[Aim]: Answer with a single number, the count of lines holding the word "name".

* begin Given entries *

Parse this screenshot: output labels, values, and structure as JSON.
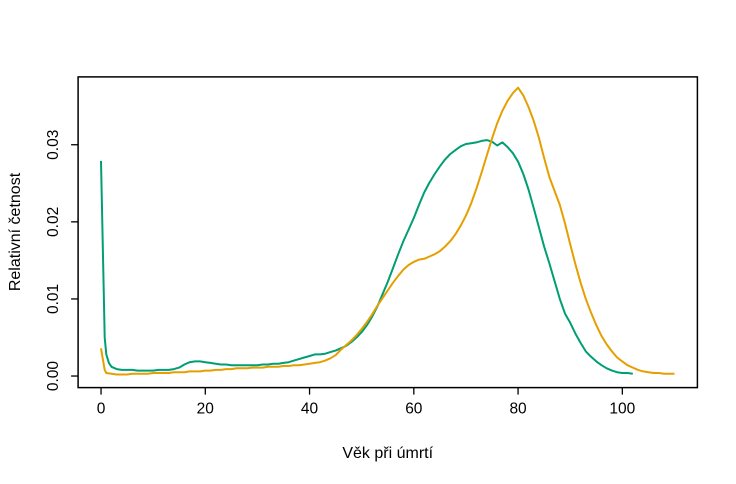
{
  "chart_data": {
    "type": "line",
    "title": "",
    "xlabel": "Věk při úmrtí",
    "ylabel": "Relativní četnost",
    "xlim": [
      -4.4,
      114.4
    ],
    "ylim": [
      -0.0015,
      0.0388
    ],
    "x_ticks": [
      0,
      20,
      40,
      60,
      80,
      100
    ],
    "x_tick_labels": [
      "0",
      "20",
      "40",
      "60",
      "80",
      "100"
    ],
    "y_ticks": [
      0,
      0.01,
      0.02,
      0.03
    ],
    "y_tick_labels": [
      "0.00",
      "0.01",
      "0.02",
      "0.03"
    ],
    "y_tick_labels_rotated": true,
    "grid": false,
    "legend": "none",
    "background": "#ffffff",
    "box_color": "#000000",
    "series": [
      {
        "name": "density-curve-teal",
        "color": "#009E73",
        "line_width": 2,
        "points": [
          [
            0,
            0.0279
          ],
          [
            0.7,
            0.005
          ],
          [
            1,
            0.0028
          ],
          [
            1.5,
            0.0017
          ],
          [
            2,
            0.0012
          ],
          [
            3,
            0.0009
          ],
          [
            4,
            0.0008
          ],
          [
            5,
            0.0008
          ],
          [
            6,
            0.0008
          ],
          [
            7,
            0.0007
          ],
          [
            8,
            0.0007
          ],
          [
            9,
            0.0007
          ],
          [
            10,
            0.0007
          ],
          [
            11,
            0.0008
          ],
          [
            12,
            0.0008
          ],
          [
            13,
            0.0008
          ],
          [
            14,
            0.0009
          ],
          [
            15,
            0.0011
          ],
          [
            16,
            0.0015
          ],
          [
            17,
            0.0018
          ],
          [
            18,
            0.0019
          ],
          [
            19,
            0.0019
          ],
          [
            20,
            0.0018
          ],
          [
            21,
            0.0017
          ],
          [
            22,
            0.0016
          ],
          [
            23,
            0.0015
          ],
          [
            24,
            0.0015
          ],
          [
            25,
            0.0014
          ],
          [
            26,
            0.0014
          ],
          [
            27,
            0.0014
          ],
          [
            28,
            0.0014
          ],
          [
            29,
            0.0014
          ],
          [
            30,
            0.0014
          ],
          [
            31,
            0.0015
          ],
          [
            32,
            0.0015
          ],
          [
            33,
            0.0016
          ],
          [
            34,
            0.0016
          ],
          [
            35,
            0.0017
          ],
          [
            36,
            0.0018
          ],
          [
            37,
            0.002
          ],
          [
            38,
            0.0022
          ],
          [
            39,
            0.0024
          ],
          [
            40,
            0.0026
          ],
          [
            41,
            0.0028
          ],
          [
            42,
            0.0028
          ],
          [
            43,
            0.0029
          ],
          [
            44,
            0.0031
          ],
          [
            45,
            0.0033
          ],
          [
            46,
            0.0036
          ],
          [
            47,
            0.0039
          ],
          [
            48,
            0.0044
          ],
          [
            49,
            0.005
          ],
          [
            50,
            0.0057
          ],
          [
            51,
            0.0066
          ],
          [
            52,
            0.0077
          ],
          [
            53,
            0.009
          ],
          [
            54,
            0.0106
          ],
          [
            55,
            0.0122
          ],
          [
            56,
            0.014
          ],
          [
            57,
            0.0158
          ],
          [
            58,
            0.0175
          ],
          [
            59,
            0.019
          ],
          [
            60,
            0.0205
          ],
          [
            61,
            0.0222
          ],
          [
            62,
            0.0238
          ],
          [
            63,
            0.0251
          ],
          [
            64,
            0.0262
          ],
          [
            65,
            0.0272
          ],
          [
            66,
            0.0281
          ],
          [
            67,
            0.0288
          ],
          [
            68,
            0.0293
          ],
          [
            69,
            0.0298
          ],
          [
            70,
            0.0301
          ],
          [
            71,
            0.0302
          ],
          [
            72,
            0.0303
          ],
          [
            73,
            0.0305
          ],
          [
            74,
            0.0306
          ],
          [
            75,
            0.0304
          ],
          [
            76,
            0.0299
          ],
          [
            77,
            0.0303
          ],
          [
            78,
            0.0297
          ],
          [
            79,
            0.0289
          ],
          [
            80,
            0.0278
          ],
          [
            81,
            0.0262
          ],
          [
            82,
            0.0242
          ],
          [
            83,
            0.0218
          ],
          [
            84,
            0.0193
          ],
          [
            85,
            0.0168
          ],
          [
            86,
            0.0146
          ],
          [
            87,
            0.0123
          ],
          [
            88,
            0.01
          ],
          [
            89,
            0.0081
          ],
          [
            90,
            0.0069
          ],
          [
            91,
            0.0055
          ],
          [
            92,
            0.0043
          ],
          [
            93,
            0.0032
          ],
          [
            94,
            0.0025
          ],
          [
            95,
            0.0019
          ],
          [
            96,
            0.0014
          ],
          [
            97,
            0.001
          ],
          [
            98,
            0.0007
          ],
          [
            99,
            0.0005
          ],
          [
            100,
            0.0004
          ],
          [
            101,
            0.0004
          ],
          [
            102,
            0.0003
          ]
        ]
      },
      {
        "name": "density-curve-amber",
        "color": "#E69F00",
        "line_width": 2,
        "points": [
          [
            0,
            0.0036
          ],
          [
            0.7,
            0.0008
          ],
          [
            1,
            0.0004
          ],
          [
            2,
            0.0003
          ],
          [
            3,
            0.0002
          ],
          [
            4,
            0.0002
          ],
          [
            5,
            0.0002
          ],
          [
            6,
            0.0003
          ],
          [
            7,
            0.0003
          ],
          [
            8,
            0.0003
          ],
          [
            9,
            0.0003
          ],
          [
            10,
            0.0004
          ],
          [
            11,
            0.0004
          ],
          [
            12,
            0.0004
          ],
          [
            13,
            0.0004
          ],
          [
            14,
            0.0005
          ],
          [
            15,
            0.0005
          ],
          [
            16,
            0.0005
          ],
          [
            17,
            0.0006
          ],
          [
            18,
            0.0006
          ],
          [
            19,
            0.0006
          ],
          [
            20,
            0.0007
          ],
          [
            21,
            0.0007
          ],
          [
            22,
            0.0008
          ],
          [
            23,
            0.0008
          ],
          [
            24,
            0.0009
          ],
          [
            25,
            0.0009
          ],
          [
            26,
            0.001
          ],
          [
            27,
            0.001
          ],
          [
            28,
            0.001
          ],
          [
            29,
            0.0011
          ],
          [
            30,
            0.0011
          ],
          [
            31,
            0.0011
          ],
          [
            32,
            0.0012
          ],
          [
            33,
            0.0012
          ],
          [
            34,
            0.0012
          ],
          [
            35,
            0.0013
          ],
          [
            36,
            0.0013
          ],
          [
            37,
            0.0014
          ],
          [
            38,
            0.0014
          ],
          [
            39,
            0.0015
          ],
          [
            40,
            0.0016
          ],
          [
            41,
            0.0017
          ],
          [
            42,
            0.0018
          ],
          [
            43,
            0.002
          ],
          [
            44,
            0.0023
          ],
          [
            45,
            0.0027
          ],
          [
            46,
            0.0034
          ],
          [
            47,
            0.004
          ],
          [
            48,
            0.0046
          ],
          [
            49,
            0.0053
          ],
          [
            50,
            0.0061
          ],
          [
            51,
            0.007
          ],
          [
            52,
            0.008
          ],
          [
            53,
            0.0091
          ],
          [
            54,
            0.0101
          ],
          [
            55,
            0.0111
          ],
          [
            56,
            0.0121
          ],
          [
            57,
            0.013
          ],
          [
            58,
            0.0138
          ],
          [
            59,
            0.0144
          ],
          [
            60,
            0.0148
          ],
          [
            61,
            0.0151
          ],
          [
            62,
            0.0152
          ],
          [
            63,
            0.0155
          ],
          [
            64,
            0.0158
          ],
          [
            65,
            0.0162
          ],
          [
            66,
            0.0168
          ],
          [
            67,
            0.0175
          ],
          [
            68,
            0.0184
          ],
          [
            69,
            0.0195
          ],
          [
            70,
            0.0208
          ],
          [
            71,
            0.0224
          ],
          [
            72,
            0.0243
          ],
          [
            73,
            0.0264
          ],
          [
            74,
            0.0286
          ],
          [
            75,
            0.0308
          ],
          [
            76,
            0.0328
          ],
          [
            77,
            0.0344
          ],
          [
            78,
            0.0357
          ],
          [
            79,
            0.0367
          ],
          [
            80,
            0.0374
          ],
          [
            81,
            0.0364
          ],
          [
            82,
            0.0349
          ],
          [
            83,
            0.0331
          ],
          [
            84,
            0.0309
          ],
          [
            85,
            0.0283
          ],
          [
            86,
            0.0258
          ],
          [
            87,
            0.024
          ],
          [
            88,
            0.0222
          ],
          [
            89,
            0.0198
          ],
          [
            90,
            0.0171
          ],
          [
            91,
            0.0145
          ],
          [
            92,
            0.0121
          ],
          [
            93,
            0.01
          ],
          [
            94,
            0.0082
          ],
          [
            95,
            0.0066
          ],
          [
            96,
            0.0052
          ],
          [
            97,
            0.0041
          ],
          [
            98,
            0.0032
          ],
          [
            99,
            0.0024
          ],
          [
            100,
            0.0019
          ],
          [
            101,
            0.0014
          ],
          [
            102,
            0.0011
          ],
          [
            103,
            0.0008
          ],
          [
            104,
            0.0006
          ],
          [
            105,
            0.0005
          ],
          [
            106,
            0.0004
          ],
          [
            107,
            0.0004
          ],
          [
            108,
            0.0003
          ],
          [
            109,
            0.0003
          ],
          [
            110,
            0.0003
          ]
        ]
      }
    ]
  }
}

* end Given entries *

[Full solution]: 2